-- Extract provided follows --
Rangia is a city and a municipal board in Kamrup rural district in the Indian state of Assam. It is the regional divisional headquarters of the Northeast Frontier Railway. It is situated 52 kilometres away from the state headquarters Dispur Guwahati and 39 kilometres from Jalukbari.

Etymology
The word Rangia has been derived from "Randiya" ("Ran" means 'war' and "Diya" means 'to give') i.e. a place where war happened between Boros and Bhutanese.

History
In Ancient times it was part of Ancient Kamrup, and subsequently included in Kamapitha division of Kamarupa Kingdom. In modern times, Rangiya is part of Kamrupi cultural region.

Geography
Rangiya is located at . It has an average elevation of 39 metres (128 feet). The river Borolia flows through the heart of the city.

Demographics
 India census, Rangiya had a population of 26,389. Males constitute 54% of the population and females 46%. Rangiya has an average literacy rate of 73%, higher than the national average of 59.5%: male literacy is 78%, and female literacy is 67%. In Rangiya, 12% of the population is under six years of age.
-- Extract provided concluded --
-- Information given follows --
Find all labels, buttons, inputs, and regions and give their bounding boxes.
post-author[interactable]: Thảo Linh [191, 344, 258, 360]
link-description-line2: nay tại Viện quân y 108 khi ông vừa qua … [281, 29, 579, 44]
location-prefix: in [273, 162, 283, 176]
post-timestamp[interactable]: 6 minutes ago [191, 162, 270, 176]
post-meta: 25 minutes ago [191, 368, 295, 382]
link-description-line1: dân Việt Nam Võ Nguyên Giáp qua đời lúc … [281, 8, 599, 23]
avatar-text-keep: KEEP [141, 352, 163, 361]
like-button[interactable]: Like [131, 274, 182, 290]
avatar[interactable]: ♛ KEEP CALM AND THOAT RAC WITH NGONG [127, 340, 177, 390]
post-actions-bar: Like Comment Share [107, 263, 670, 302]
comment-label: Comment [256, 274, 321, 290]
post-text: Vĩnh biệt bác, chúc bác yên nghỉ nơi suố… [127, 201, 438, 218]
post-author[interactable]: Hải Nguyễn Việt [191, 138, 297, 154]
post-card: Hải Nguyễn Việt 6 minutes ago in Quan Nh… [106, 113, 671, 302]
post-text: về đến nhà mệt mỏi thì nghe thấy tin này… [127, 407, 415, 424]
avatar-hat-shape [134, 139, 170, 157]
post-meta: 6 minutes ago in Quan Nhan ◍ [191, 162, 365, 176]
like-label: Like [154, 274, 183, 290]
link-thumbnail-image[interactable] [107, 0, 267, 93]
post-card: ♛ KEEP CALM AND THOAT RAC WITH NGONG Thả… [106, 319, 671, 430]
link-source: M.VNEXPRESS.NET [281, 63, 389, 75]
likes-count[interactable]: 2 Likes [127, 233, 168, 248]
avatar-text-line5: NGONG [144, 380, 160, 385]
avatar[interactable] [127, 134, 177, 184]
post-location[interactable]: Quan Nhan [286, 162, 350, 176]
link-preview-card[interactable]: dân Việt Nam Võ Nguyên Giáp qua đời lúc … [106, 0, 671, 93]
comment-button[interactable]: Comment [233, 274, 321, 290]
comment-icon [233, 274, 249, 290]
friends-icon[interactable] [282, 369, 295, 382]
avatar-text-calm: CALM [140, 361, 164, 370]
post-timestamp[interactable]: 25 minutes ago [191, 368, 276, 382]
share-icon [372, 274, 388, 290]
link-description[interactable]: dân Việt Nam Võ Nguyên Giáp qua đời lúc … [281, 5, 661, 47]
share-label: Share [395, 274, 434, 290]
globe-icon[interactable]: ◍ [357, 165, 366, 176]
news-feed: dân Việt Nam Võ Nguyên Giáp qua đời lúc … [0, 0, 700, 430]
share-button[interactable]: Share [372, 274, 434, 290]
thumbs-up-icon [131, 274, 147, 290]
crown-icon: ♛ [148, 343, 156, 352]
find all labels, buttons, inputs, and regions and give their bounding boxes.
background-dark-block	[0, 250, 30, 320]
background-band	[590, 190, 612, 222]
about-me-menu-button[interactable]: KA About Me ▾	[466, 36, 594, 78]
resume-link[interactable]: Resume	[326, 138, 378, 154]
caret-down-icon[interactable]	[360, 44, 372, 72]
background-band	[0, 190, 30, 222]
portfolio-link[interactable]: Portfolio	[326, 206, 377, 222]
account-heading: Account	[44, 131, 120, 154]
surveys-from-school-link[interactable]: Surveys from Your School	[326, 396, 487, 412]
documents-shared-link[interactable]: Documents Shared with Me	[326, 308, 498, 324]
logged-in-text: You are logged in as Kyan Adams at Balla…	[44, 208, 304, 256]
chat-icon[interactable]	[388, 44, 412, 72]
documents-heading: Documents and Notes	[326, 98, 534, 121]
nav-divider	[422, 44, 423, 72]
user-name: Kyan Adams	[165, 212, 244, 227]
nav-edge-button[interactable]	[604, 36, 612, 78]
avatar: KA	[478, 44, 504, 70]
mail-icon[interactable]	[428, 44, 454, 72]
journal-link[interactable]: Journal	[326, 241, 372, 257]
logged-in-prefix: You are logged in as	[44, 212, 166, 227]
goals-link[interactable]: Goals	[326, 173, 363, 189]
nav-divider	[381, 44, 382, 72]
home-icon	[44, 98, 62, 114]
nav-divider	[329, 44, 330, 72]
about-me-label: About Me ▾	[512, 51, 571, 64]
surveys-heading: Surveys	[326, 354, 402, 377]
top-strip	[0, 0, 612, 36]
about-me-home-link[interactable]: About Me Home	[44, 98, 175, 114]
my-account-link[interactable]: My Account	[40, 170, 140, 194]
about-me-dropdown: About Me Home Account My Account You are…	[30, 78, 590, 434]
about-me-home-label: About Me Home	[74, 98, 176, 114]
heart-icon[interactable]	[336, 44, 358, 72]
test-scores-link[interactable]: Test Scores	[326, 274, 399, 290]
-- Information given concluded --
# Exercise tasks:
- a) Say whether each statement below agrees with the Rangia article, answering yes or no and quoting the deciding words of that article: (i) Rangia lies 52 kilometres from the state headquarters. (ii) The river Borolia flows along the edge of the city. (iii) Female literacy in Rangiya is higher than male literacy.
- b) According to the Rangia article, what does "Ran" mean in the origin of the town's name?
- c) Pick up the Rangia article after its final sentence and continue it.

# Exercise answers:
- a)
(i) Yes: "It is situated 52 kilometres away from the state headquarters Dispur Guwahati"
(ii) No: "The river Borolia flows through the heart of the city."
(iii) No: "male literacy is 78%, and female literacy is 67%"

- b) "Ran" means 'war'.

- c)
Education
There are several educational institutes in Rangiya. Some of them are Jawaharlal Nehru Shishu Vidyalaya (Estd. 1964), Modern English School (Estd. 1993), Third Eye Computer Education Centre (Estd. 2008), Sankardev Academy Junior college, Pragmetic Academy Junior College, Euclid Group of institutions, Faculty Academy, Symbiosis Academy, Rangia College (Estd.1964), Manabendra Sarma Girls College, Rangiya Arabic College, Rangiya Teachers Training College, Rangia Higher Secondary School (Estd. 1936), Rangiya Girls' H.S. School, Rangiya High Madrasa & H.S. School, Arimatta Vidyapith H.S. School, Rangia Hindi High School, Railway High School (Bengali Medium), (Estd.1950), Shankardev Shishu Niketan (Estd. 1987), Ambedkar Lotus English School (Estd. 1984), Fatima Convent School (Estd. 2007), Kendriya Vidyalaya NFR Rangia, SERS Public School, Jawahar Navodaya Vidyalaya, Rangiya Law College and Sankaracharya Vidya Niketan, premada sivanath vidyapith, Red Horns Public School (Estd.1988), Rangia Jatiya Vidyalaya Tiniali (Estd.2010). Rangia Basic training center,The level of educational awareness in this area is high.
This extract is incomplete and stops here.